(begin)

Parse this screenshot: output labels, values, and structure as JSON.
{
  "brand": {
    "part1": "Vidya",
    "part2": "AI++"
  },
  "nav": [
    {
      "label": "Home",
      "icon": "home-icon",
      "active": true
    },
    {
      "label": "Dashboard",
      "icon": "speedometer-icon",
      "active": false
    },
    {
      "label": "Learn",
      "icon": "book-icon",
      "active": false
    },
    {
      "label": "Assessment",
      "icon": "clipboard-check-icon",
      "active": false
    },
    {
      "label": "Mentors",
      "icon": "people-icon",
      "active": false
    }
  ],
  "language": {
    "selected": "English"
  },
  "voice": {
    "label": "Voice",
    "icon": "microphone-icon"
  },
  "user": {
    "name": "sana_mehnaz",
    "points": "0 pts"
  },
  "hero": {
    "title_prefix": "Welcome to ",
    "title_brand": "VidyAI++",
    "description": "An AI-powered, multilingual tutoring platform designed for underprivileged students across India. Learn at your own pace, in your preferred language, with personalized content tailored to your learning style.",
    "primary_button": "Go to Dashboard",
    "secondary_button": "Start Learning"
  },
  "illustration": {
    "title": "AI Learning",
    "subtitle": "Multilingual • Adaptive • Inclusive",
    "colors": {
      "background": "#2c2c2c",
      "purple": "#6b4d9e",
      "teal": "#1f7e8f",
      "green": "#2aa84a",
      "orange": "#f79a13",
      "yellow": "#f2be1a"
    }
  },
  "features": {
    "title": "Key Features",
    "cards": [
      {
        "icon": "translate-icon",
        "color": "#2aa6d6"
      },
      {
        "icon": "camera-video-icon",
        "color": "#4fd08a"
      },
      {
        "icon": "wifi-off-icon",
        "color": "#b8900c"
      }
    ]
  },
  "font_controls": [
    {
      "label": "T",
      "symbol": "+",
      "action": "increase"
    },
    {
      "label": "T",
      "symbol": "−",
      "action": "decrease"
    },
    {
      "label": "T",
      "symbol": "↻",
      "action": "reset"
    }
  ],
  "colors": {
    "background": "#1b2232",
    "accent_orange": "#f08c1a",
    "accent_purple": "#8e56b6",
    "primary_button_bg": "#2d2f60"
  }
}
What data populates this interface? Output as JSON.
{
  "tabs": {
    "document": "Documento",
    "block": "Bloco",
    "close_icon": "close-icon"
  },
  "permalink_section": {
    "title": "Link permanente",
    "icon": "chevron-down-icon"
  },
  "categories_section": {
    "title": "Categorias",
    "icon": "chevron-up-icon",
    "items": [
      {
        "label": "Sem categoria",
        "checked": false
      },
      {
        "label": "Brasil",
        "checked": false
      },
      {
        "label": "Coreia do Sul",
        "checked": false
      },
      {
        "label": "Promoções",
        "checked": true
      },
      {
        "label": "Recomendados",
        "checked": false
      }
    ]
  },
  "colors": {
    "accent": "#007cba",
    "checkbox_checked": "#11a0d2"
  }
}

(end)

#### [Exercise]
Restate each record exactly as written.

#### [Task answer]
Parse this screenshot: output labels, values, and structure as JSON.
{
  "brand": {
    "part1": "Vidya",
    "part2": "AI++"
  },
  "nav": [
    {
      "label": "Home",
      "icon": "home-icon",
      "active": true
    },
    {
      "label": "Dashboard",
      "icon": "speedometer-icon",
      "active": false
    },
    {
      "label": "Learn",
      "icon": "book-icon",
      "active": false
    },
    {
      "label": "Assessment",
      "icon": "clipboard-check-icon",
      "active": false
    },
    {
      "label": "Mentors",
      "icon": "people-icon",
      "active": false
    }
  ],
  "language": {
    "selected": "English"
  },
  "voice": {
    "label": "Voice",
    "icon": "microphone-icon"
  },
  "user": {
    "name": "sana_mehnaz",
    "points": "0 pts"
  },
  "hero": {
    "title_prefix": "Welcome to ",
    "title_brand": "VidyAI++",
    "description": "An AI-powered, multilingual tutoring platform designed for underprivileged students across India. Learn at your own pace, in your preferred language, with personalized content tailored to your learning style.",
    "primary_button": "Go to Dashboard",
    "secondary_button": "Start Learning"
  },
  "illustration": {
    "title": "AI Learning",
    "subtitle": "Multilingual • Adaptive • Inclusive",
    "colors": {
      "background": "#2c2c2c",
      "purple": "#6b4d9e",
      "teal": "#1f7e8f",
      "green": "#2aa84a",
      "orange": "#f79a13",
      "yellow": "#f2be1a"
    }
  },
  "features": {
    "title": "Key Features",
    "cards": [
      {
        "icon": "translate-icon",
        "color": "#2aa6d6"
      },
      {
        "icon": "camera-video-icon",
        "color": "#4fd08a"
      },
      {
        "icon": "wifi-off-icon",
        "color": "#b8900c"
      }
    ]
  },
  "font_controls": [
    {
      "label": "T",
      "symbol": "+",
      "action": "increase"
    },
    {
      "label": "T",
      "symbol": "−",
      "action": "decrease"
    },
    {
      "label": "T",
      "symbol": "↻",
      "action": "reset"
    }
  ],
  "colors": {
    "background": "#1b2232",
    "accent_orange": "#f08c1a",
    "accent_purple": "#8e56b6",
    "primary_button_bg": "#2d2f60"
  }
}
What data populates this interface? Output as JSON.
{
  "tabs": {
    "document": "Documento",
    "block": "Bloco",
    "close_icon": "close-icon"
  },
  "permalink_section": {
    "title": "Link permanente",
    "icon": "chevron-down-icon"
  },
  "categories_section": {
    "title": "Categorias",
    "icon": "chevron-up-icon",
    "items": [
      {
        "label": "Sem categoria",
        "checked": false
      },
      {
        "label": "Brasil",
        "checked": false
      },
      {
        "label": "Coreia do Sul",
        "checked": false
      },
      {
        "label": "Promoções",
        "checked": true
      },
      {
        "label": "Recomendados",
        "checked": false
      }
    ]
  },
  "colors": {
    "accent": "#007cba",
    "checkbox_checked": "#11a0d2"
  }
}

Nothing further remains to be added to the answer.